§ **EXERCISE INPUT**:
-=-=-

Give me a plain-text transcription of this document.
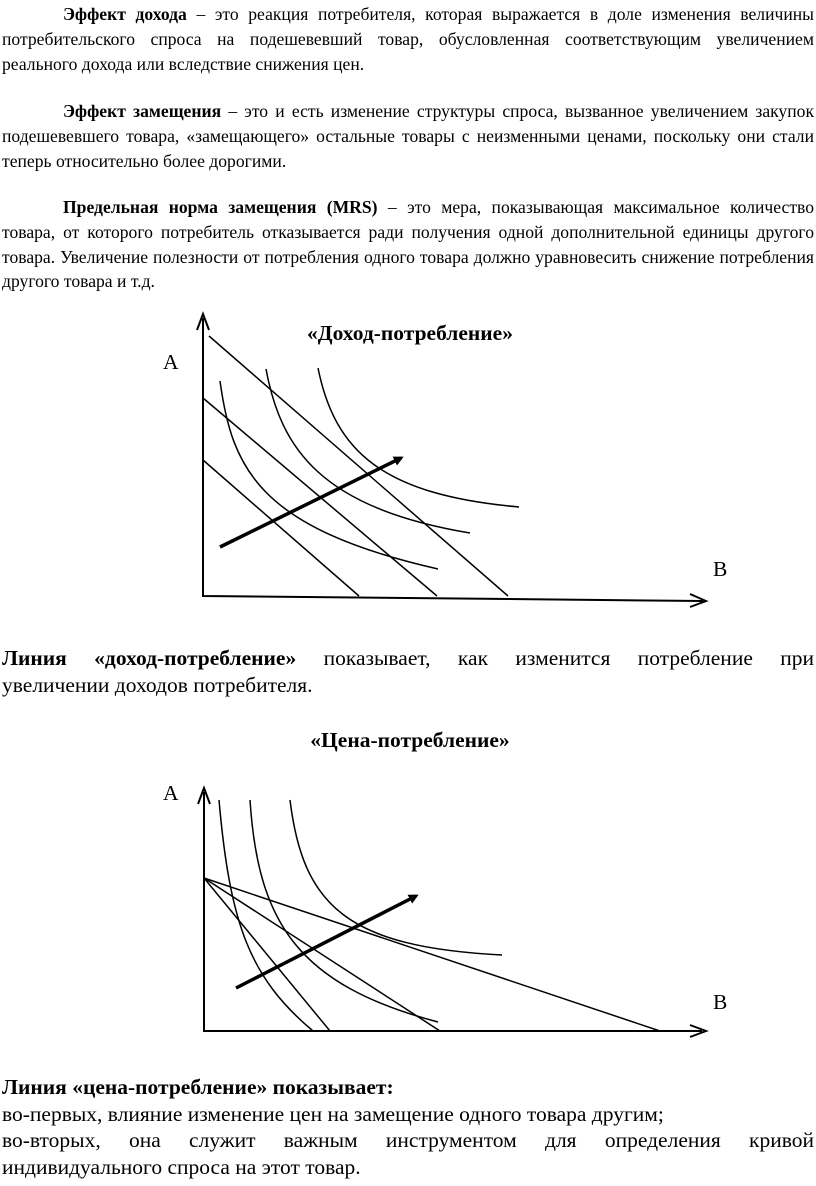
Эффект дохода – это реакция потребителя, которая выражается в доле изменения величины потребительского спроса на подешевевший товар, обусловленная соответствующим увеличением реального дохода или вследствие снижения цен.

Эффект замещения – это и есть изменение структуры спроса, вызванное увеличением закупок подешевевшего товара, «замещающего» остальные товары с неизменными ценами, поскольку они стали теперь относительно более дорогими.

Предельная норма замещения (MRS) – это мера, показывающая максимальное количество товара, от которого потребитель отказывается ради получения одной дополнительной единицы другого товара. Увеличение полезности от потребления одного товара должно уравновесить снижение потребления другого товара и т.д.

«Доход-потребление»
A
B
Линия «доход-потребление» показывает, как изменится потребление при
увеличении доходов потребителя.
«Цена-потребление»
A
B
Линия «цена-потребление» показывает:
во-первых, влияние изменение цен на замещение одного товара другим;
во-вторых, она служит важным инструментом для определения кривой
индивидуального спроса на этот товар.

-=-=-

§ **TO DO**:
Leave out the pictures and restate everything else word for word.

§ **SOLUTION FOR THIS EXERCISE**:
Give me a plain-text transcription of this document.
Эффект дохода – это реакция потребителя, которая выражается в доле изменения величины потребительского спроса на подешевевший товар, обусловленная соответствующим увеличением реального дохода или вследствие снижения цен.

Эффект замещения – это и есть изменение структуры спроса, вызванное увеличением закупок подешевевшего товара, «замещающего» остальные товары с неизменными ценами, поскольку они стали теперь относительно более дорогими.

Предельная норма замещения (MRS) – это мера, показывающая максимальное количество товара, от которого потребитель отказывается ради получения одной дополнительной единицы другого товара. Увеличение полезности от потребления одного товара должно уравновесить снижение потребления другого товара и т.д.

«Доход-потребление»
A
B
Линия «доход-потребление» показывает, как изменится потребление при
увеличении доходов потребителя.
«Цена-потребление»
A
B
Линия «цена-потребление» показывает:
во-первых, влияние изменение цен на замещение одного товара другим;
во-вторых, она служит важным инструментом для определения кривой
индивидуального спроса на этот товар.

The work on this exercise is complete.